Data records:
## Start
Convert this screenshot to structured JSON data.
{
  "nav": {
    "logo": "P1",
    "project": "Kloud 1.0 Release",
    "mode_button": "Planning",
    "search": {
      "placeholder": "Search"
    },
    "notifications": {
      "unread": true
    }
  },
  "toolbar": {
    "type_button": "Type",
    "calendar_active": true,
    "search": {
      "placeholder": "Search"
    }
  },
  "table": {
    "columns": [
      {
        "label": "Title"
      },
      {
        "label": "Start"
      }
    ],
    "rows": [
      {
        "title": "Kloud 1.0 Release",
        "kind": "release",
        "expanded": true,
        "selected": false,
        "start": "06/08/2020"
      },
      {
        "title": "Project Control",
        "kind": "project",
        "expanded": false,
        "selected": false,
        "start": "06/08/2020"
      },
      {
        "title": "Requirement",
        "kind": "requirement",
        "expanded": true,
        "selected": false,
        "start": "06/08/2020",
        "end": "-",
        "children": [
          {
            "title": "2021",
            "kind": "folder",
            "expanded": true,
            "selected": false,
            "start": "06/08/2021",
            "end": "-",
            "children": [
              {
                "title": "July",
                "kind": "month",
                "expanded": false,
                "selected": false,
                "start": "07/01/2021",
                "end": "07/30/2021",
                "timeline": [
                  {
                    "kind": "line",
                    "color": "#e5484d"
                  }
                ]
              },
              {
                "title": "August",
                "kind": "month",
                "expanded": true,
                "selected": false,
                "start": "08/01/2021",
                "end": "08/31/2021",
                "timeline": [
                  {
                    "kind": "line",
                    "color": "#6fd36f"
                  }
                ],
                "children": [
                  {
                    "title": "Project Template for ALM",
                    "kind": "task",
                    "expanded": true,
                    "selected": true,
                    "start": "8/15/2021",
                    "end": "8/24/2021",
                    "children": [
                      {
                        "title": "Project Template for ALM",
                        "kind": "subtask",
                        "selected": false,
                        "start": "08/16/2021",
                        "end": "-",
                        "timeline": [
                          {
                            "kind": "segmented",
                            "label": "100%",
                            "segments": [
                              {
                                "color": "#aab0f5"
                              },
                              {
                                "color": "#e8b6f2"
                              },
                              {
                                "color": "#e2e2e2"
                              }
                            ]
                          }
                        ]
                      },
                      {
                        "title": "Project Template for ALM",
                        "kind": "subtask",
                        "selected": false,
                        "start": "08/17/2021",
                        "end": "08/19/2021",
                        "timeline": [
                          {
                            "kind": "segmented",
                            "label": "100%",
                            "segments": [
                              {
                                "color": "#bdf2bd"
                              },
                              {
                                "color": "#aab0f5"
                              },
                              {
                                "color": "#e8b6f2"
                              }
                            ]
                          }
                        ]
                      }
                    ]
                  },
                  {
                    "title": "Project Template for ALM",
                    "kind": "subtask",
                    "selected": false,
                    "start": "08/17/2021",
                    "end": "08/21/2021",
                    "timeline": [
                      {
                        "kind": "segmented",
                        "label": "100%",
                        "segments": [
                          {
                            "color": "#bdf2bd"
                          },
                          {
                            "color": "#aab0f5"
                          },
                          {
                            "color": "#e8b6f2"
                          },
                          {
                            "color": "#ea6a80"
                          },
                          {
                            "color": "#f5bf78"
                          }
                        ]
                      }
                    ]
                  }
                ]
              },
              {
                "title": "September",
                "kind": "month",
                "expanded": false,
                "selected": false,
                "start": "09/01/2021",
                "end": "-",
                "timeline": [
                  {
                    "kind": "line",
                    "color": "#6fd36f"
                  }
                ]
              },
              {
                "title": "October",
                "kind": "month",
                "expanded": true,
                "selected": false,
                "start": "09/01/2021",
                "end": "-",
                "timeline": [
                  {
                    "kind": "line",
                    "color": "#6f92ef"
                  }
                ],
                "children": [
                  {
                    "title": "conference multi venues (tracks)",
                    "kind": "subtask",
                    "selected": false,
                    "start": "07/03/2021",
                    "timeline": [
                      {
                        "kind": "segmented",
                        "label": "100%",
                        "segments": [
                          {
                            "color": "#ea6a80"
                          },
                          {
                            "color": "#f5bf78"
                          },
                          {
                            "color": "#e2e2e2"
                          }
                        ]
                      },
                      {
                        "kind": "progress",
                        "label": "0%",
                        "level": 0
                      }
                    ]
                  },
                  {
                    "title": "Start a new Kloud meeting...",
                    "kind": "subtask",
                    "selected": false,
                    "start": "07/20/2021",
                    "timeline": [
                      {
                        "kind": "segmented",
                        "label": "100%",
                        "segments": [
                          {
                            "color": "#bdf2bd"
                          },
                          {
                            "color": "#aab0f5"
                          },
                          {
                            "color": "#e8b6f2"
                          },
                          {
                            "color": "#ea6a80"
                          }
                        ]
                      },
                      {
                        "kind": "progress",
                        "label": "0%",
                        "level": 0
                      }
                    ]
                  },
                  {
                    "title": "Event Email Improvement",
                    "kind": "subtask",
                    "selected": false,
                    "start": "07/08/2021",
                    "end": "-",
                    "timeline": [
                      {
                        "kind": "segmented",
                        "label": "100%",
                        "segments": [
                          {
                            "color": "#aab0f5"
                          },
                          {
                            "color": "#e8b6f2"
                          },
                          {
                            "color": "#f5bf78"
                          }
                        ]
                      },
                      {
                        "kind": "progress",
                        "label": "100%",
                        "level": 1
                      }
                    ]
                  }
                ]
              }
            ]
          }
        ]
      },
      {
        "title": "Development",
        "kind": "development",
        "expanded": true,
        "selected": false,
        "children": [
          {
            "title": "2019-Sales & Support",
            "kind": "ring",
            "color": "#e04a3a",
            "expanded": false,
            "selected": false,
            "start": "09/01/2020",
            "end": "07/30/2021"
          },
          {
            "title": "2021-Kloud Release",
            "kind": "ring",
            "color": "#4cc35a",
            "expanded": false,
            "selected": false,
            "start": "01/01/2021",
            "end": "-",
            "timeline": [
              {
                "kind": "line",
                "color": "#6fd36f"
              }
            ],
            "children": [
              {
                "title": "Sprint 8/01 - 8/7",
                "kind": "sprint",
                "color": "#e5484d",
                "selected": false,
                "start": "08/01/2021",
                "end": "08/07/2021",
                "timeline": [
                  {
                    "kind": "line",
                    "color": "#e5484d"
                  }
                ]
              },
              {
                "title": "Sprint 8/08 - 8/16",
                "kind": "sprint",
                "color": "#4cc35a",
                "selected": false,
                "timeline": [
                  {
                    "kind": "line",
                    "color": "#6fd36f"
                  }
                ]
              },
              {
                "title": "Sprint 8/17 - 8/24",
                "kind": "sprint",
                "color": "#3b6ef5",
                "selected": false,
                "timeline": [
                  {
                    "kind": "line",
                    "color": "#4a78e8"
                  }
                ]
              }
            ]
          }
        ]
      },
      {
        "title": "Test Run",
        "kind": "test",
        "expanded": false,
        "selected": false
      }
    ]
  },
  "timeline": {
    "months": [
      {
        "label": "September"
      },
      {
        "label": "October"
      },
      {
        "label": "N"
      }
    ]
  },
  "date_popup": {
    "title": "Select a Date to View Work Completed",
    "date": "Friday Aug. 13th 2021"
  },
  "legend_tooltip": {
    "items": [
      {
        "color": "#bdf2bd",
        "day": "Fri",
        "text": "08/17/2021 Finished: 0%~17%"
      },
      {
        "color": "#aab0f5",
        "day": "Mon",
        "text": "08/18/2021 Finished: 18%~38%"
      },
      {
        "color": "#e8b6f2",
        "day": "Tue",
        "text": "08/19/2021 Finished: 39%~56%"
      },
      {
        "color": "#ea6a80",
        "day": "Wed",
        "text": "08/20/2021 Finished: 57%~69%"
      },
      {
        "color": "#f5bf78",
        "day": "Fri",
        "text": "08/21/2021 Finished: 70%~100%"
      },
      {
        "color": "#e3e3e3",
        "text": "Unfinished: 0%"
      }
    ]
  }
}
## End
What the task asks. Return every line from the records above that holds the word "Kloud".

Correct output.
    "project": "Kloud 1.0 Release",
        "title": "Kloud 1.0 Release",
                    "title": "Start a new Kloud meeting...",
            "title": "2021-Kloud Release",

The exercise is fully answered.